What is expected: Output all of the entries below precisely as written.

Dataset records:
* * *
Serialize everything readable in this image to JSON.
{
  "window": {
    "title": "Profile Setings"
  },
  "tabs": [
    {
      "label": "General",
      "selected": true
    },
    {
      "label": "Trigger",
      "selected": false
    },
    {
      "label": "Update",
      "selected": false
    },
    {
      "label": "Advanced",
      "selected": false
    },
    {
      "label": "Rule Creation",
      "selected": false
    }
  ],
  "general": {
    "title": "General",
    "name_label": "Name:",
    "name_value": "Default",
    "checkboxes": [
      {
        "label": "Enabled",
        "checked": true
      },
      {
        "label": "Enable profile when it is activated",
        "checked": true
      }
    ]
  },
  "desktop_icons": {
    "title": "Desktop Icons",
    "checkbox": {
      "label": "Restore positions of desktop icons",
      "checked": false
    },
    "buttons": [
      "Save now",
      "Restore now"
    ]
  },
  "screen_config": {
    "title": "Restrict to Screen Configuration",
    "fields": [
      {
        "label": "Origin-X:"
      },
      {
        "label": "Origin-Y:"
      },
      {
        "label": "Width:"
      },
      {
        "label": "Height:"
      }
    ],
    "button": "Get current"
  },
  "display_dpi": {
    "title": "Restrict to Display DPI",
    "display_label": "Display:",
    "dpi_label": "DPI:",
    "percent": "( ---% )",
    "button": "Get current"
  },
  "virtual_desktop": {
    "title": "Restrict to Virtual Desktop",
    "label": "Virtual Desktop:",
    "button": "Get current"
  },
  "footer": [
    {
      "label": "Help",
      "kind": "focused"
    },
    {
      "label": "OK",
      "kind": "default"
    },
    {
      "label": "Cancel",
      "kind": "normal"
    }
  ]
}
* * *
Correct answer:
Serialize everything readable in this image to JSON.
{
  "window": {
    "title": "Profile Setings"
  },
  "tabs": [
    {
      "label": "General",
      "selected": true
    },
    {
      "label": "Trigger",
      "selected": false
    },
    {
      "label": "Update",
      "selected": false
    },
    {
      "label": "Advanced",
      "selected": false
    },
    {
      "label": "Rule Creation",
      "selected": false
    }
  ],
  "general": {
    "title": "General",
    "name_label": "Name:",
    "name_value": "Default",
    "checkboxes": [
      {
        "label": "Enabled",
        "checked": true
      },
      {
        "label": "Enable profile when it is activated",
        "checked": true
      }
    ]
  },
  "desktop_icons": {
    "title": "Desktop Icons",
    "checkbox": {
      "label": "Restore positions of desktop icons",
      "checked": false
    },
    "buttons": [
      "Save now",
      "Restore now"
    ]
  },
  "screen_config": {
    "title": "Restrict to Screen Configuration",
    "fields": [
      {
        "label": "Origin-X:"
      },
      {
        "label": "Origin-Y:"
      },
      {
        "label": "Width:"
      },
      {
        "label": "Height:"
      }
    ],
    "button": "Get current"
  },
  "display_dpi": {
    "title": "Restrict to Display DPI",
    "display_label": "Display:",
    "dpi_label": "DPI:",
    "percent": "( ---% )",
    "button": "Get current"
  },
  "virtual_desktop": {
    "title": "Restrict to Virtual Desktop",
    "label": "Virtual Desktop:",
    "button": "Get current"
  },
  "footer": [
    {
      "label": "Help",
      "kind": "focused"
    },
    {
      "label": "OK",
      "kind": "default"
    },
    {
      "label": "Cancel",
      "kind": "normal"
    }
  ]
}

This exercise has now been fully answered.